_Entries provided_
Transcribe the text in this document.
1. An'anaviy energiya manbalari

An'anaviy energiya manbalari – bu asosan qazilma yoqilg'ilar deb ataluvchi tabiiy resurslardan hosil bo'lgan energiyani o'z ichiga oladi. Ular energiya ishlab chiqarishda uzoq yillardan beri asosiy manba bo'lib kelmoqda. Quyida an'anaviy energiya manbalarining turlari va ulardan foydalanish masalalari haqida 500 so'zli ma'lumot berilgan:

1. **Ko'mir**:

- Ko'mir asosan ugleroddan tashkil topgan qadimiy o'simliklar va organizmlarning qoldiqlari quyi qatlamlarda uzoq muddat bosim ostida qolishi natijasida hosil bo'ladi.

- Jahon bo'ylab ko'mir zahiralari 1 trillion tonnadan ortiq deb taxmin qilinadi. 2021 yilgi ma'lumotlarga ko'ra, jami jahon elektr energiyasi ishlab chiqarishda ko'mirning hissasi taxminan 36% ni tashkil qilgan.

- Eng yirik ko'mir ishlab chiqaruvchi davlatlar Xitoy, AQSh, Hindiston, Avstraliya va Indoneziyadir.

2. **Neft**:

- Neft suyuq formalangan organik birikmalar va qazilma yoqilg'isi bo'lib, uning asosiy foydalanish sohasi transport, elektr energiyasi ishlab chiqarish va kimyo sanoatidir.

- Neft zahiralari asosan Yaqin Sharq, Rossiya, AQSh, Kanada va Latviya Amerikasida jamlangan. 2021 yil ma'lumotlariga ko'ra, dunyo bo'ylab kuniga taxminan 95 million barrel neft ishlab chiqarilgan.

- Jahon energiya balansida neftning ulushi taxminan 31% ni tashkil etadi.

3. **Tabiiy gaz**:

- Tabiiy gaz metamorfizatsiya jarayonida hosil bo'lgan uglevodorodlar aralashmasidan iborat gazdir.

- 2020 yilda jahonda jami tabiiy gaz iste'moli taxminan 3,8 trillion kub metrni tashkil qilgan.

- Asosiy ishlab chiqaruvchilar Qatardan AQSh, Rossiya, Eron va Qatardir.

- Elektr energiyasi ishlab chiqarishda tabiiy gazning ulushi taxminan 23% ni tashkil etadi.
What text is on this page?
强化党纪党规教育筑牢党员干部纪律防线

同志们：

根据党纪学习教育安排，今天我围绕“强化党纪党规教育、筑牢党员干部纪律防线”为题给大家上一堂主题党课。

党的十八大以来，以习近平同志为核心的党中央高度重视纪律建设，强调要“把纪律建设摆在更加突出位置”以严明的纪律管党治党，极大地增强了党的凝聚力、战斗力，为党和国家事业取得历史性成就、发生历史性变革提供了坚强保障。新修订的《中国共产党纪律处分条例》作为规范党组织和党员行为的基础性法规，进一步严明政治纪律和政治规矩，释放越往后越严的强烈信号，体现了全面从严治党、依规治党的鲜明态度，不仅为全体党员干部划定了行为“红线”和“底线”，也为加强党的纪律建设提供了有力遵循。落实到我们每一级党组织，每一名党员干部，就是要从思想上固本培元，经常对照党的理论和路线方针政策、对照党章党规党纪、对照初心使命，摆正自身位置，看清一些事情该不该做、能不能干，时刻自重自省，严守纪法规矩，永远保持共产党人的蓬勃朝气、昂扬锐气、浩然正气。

_What the exercise asks_
Repeat, with no changes, each line from the one with "What text is on this page?" to the end of the listing, including both ends and nothing else.

_Answer below_
What text is on this page?
强化党纪党规教育筑牢党员干部纪律防线

同志们：

根据党纪学习教育安排，今天我围绕“强化党纪党规教育、筑牢党员干部纪律防线”为题给大家上一堂主题党课。

党的十八大以来，以习近平同志为核心的党中央高度重视纪律建设，强调要“把纪律建设摆在更加突出位置”以严明的纪律管党治党，极大地增强了党的凝聚力、战斗力，为党和国家事业取得历史性成就、发生历史性变革提供了坚强保障。新修订的《中国共产党纪律处分条例》作为规范党组织和党员行为的基础性法规，进一步严明政治纪律和政治规矩，释放越往后越严的强烈信号，体现了全面从严治党、依规治党的鲜明态度，不仅为全体党员干部划定了行为“红线”和“底线”，也为加强党的纪律建设提供了有力遵循。落实到我们每一级党组织，每一名党员干部，就是要从思想上固本培元，经常对照党的理论和路线方针政策、对照党章党规党纪、对照初心使命，摆正自身位置，看清一些事情该不该做、能不能干，时刻自重自省，严守纪法规矩，永远保持共产党人的蓬勃朝气、昂扬锐气、浩然正气。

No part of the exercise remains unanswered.